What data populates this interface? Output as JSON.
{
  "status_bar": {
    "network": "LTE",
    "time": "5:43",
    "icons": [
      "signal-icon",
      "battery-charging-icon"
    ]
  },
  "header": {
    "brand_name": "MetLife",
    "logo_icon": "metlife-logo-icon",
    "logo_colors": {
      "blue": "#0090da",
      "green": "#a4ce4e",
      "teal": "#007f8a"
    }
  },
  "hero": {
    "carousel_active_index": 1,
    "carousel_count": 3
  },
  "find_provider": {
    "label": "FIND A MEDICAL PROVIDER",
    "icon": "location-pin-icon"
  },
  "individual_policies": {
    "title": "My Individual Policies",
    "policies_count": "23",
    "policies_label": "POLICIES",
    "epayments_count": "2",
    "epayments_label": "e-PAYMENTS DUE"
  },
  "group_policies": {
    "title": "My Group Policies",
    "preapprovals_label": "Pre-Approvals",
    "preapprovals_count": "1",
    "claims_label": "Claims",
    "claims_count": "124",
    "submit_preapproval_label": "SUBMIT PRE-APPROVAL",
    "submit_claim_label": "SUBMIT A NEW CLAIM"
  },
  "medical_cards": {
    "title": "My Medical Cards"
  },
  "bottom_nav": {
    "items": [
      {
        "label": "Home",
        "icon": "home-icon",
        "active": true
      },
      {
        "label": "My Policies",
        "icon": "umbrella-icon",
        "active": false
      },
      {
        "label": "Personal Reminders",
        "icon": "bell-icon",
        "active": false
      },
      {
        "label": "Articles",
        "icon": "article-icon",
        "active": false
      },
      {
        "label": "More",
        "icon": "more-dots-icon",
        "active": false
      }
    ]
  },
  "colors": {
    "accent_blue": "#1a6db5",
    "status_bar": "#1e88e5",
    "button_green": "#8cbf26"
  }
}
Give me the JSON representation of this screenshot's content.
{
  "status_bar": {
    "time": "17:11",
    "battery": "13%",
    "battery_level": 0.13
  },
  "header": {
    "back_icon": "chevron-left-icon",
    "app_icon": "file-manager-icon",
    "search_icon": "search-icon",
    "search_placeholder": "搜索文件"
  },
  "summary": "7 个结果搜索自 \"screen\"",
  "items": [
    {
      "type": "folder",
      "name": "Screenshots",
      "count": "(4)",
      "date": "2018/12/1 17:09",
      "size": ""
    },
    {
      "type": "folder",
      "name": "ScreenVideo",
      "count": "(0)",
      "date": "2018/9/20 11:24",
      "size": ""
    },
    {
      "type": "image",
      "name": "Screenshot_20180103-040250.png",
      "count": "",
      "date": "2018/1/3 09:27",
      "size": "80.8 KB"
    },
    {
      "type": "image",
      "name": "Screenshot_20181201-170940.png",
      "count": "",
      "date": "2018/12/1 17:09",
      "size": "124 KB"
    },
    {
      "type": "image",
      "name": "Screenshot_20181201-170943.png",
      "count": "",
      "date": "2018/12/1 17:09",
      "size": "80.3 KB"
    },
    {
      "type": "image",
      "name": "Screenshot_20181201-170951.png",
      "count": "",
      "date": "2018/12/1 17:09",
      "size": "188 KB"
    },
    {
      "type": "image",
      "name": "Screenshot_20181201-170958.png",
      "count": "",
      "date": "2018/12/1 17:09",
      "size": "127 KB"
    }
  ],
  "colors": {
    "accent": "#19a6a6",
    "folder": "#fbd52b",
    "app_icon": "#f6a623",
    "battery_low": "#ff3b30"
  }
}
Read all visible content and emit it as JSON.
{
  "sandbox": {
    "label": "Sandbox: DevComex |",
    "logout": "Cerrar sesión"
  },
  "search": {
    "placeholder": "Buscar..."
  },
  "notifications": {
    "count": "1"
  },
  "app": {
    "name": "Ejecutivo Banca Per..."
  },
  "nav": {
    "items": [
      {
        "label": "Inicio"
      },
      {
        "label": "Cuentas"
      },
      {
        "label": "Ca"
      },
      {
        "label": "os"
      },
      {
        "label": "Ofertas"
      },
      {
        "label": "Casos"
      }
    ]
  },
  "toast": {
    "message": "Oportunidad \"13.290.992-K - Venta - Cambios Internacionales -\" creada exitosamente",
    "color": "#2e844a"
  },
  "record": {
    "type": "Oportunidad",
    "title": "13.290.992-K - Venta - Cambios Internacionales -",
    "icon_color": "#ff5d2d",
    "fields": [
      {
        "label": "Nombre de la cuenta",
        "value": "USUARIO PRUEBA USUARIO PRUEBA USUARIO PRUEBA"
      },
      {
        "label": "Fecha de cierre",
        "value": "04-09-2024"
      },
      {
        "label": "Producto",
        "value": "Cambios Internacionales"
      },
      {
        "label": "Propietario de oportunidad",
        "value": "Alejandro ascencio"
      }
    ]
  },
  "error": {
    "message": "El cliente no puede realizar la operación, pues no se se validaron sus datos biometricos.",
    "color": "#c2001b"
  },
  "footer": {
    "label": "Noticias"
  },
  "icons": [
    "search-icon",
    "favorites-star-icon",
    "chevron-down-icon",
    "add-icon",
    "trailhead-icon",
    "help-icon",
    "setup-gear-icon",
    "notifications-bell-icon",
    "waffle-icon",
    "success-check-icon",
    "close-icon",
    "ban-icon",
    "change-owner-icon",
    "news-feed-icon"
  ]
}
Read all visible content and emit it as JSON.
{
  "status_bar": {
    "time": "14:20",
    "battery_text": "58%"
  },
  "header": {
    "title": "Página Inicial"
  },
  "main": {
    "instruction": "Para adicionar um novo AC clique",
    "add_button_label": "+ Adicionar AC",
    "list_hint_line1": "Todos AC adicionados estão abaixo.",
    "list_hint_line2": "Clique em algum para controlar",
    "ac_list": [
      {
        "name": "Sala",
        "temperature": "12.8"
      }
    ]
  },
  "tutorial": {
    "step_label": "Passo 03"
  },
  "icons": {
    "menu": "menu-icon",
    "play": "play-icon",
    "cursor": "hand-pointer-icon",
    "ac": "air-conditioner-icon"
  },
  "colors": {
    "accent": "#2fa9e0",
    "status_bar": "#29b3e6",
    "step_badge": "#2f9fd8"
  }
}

* Aim *
Gather up every line from the listing above in which the word "Venta" occurs.

* Solution for this problem *
    "message": "Oportunidad \"13.290.992-K - Venta - Cambios Internacionales -\" creada exitosamente",
    "title": "13.290.992-K - Venta - Cambios Internacionales -",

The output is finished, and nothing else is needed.